**COMPLETA LO SIGUIENTE**
1. Según el texto sobre el portero de balonmano, ¿de cuántos segundos dispone el portero para sacar el balón después de detenerlo?
2. Cambia "compañeros" por "jugadores" al reproducir el texto sobre el portero de balonmano desde "En balonmano, el" hasta "de 7 metros.".
3. ¿Concuerdan estas afirmaciones con el texto sobre el portero de balonmano? Contesta sí o no a cada una y cita las palabras del texto que lo deciden: (a) el portero es el único jugador que puede moverse dentro del área de portería; (b) tras una parada, el portero tiene 5 segundos para sacar el balón; (c) la capacidad de distribución se valora menos que la habilidad para parar.

El portero es la posición más específica del balonmano y la única que puede moverse dentro del área de portería (la zona semicircular de 6 metros). Desde ese espacio privilegiado, su misión principal es detener los lanzamientos del equipo contrario, que pueden llegar con velocidades superiores a los 130 km/h en el caso de los lanzadores de élite. Los porteros de alto nivel combinan reflejos veloces, una envergadura amplia, gran agilidad lateral y capacidad de lectura del lanzador.
Más allá de las paradas, el portero moderno tiene un papel fundamental en la organización del juego de su equipo. Tras detener un balón, tiene 3 segundos para sacarlo (saque de portería) e iniciar el contraataque. Un portero con buen criterio de saque puede lanzar el contraataque antes de que el rival regrese a su posición defensiva, convirtiendo una parada en una oportunidad de gol casi directa. Por eso, la capacidad de distribución rápida y precisa es tan valorada como la habilidad para parar.
En balonmano, el portero también participa activamente en las instrucciones defensivas: desde su posición puede ver todo el campo y guiar a sus compañeros en la colocación defensiva, avisando de las amenazas y coordinando las salidas. La relación entre el portero y la defensa del 6:0, 5:1 u otras formaciones es determinante para el rendimiento colectivo. Un portero en racha puede cambiar por sí solo el resultado de un partido, especialmente en situaciones de lanzamientos de 7 metros.

**DATOS PROPORCIONADOS**
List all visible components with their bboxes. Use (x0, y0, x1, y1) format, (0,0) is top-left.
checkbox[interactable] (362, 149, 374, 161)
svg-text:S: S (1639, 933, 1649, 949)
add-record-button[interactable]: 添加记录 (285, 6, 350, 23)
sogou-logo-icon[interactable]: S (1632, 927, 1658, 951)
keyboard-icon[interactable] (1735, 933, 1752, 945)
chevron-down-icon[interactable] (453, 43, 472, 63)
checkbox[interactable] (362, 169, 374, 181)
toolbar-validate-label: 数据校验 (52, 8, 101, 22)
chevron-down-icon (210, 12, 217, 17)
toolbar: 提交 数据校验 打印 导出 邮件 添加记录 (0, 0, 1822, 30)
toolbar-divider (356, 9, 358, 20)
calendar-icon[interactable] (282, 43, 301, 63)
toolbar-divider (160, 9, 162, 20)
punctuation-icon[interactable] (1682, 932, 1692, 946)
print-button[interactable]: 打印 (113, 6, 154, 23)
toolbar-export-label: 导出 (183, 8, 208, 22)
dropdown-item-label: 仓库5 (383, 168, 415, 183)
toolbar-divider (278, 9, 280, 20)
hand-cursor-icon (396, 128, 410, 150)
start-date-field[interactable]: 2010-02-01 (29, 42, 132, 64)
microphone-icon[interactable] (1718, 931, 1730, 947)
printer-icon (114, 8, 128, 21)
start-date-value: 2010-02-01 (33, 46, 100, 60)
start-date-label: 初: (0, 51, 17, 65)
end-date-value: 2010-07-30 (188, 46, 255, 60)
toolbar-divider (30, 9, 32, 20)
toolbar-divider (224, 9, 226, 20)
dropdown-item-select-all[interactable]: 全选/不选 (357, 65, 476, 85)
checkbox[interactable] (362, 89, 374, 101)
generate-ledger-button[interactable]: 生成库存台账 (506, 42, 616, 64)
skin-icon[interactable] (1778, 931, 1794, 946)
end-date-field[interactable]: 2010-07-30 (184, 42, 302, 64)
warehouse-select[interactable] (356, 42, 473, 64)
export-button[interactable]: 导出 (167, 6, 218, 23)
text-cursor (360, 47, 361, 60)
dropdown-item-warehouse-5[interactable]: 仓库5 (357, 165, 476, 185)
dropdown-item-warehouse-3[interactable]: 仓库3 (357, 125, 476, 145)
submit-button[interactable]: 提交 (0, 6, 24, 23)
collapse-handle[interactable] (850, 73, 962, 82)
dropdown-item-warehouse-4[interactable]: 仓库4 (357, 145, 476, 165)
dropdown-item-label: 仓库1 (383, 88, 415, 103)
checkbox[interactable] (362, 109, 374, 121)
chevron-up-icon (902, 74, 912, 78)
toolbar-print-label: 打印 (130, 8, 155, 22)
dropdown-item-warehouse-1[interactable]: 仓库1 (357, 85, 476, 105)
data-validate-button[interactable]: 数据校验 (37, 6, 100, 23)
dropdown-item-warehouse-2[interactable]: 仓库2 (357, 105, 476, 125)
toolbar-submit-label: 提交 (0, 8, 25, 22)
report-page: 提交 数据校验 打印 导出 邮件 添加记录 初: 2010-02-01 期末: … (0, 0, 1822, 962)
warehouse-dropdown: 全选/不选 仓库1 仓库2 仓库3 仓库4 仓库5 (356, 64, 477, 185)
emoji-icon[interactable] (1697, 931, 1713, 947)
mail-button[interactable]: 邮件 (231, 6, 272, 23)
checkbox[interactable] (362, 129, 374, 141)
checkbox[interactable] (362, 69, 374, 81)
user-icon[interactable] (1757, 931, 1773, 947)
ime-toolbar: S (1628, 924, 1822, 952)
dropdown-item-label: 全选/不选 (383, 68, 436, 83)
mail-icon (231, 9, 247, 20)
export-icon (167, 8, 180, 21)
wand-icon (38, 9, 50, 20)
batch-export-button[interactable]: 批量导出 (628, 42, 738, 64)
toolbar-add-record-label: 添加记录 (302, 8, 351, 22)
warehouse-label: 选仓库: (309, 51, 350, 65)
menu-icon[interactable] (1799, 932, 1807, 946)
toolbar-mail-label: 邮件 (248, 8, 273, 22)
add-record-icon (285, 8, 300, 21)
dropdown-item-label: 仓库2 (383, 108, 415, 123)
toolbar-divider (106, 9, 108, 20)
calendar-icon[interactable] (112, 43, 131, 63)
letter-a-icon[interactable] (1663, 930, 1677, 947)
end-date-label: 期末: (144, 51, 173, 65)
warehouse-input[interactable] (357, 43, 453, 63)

**SOLUCIONES PROPUESTAS**
1. De 3 segundos.

2.
En balonmano, el portero también participa activamente en las instrucciones defensivas: desde su posición puede ver todo el campo y guiar a sus jugadores en la colocación defensiva, avisando de las amenazas y coordinando las salidas. La relación entre el portero y la defensa del 6:0, 5:1 u otras formaciones es determinante para el rendimiento colectivo. Un portero en racha puede cambiar por sí solo el resultado de un partido, especialmente en situaciones de lanzamientos de 7 metros.

3.
(a) Sí: "la única que puede moverse dentro del área de portería".
(b) No: "tiene 3 segundos para sacarlo".
(c) No: "la capacidad de distribución rápida y precisa es tan valorada como la habilidad para parar".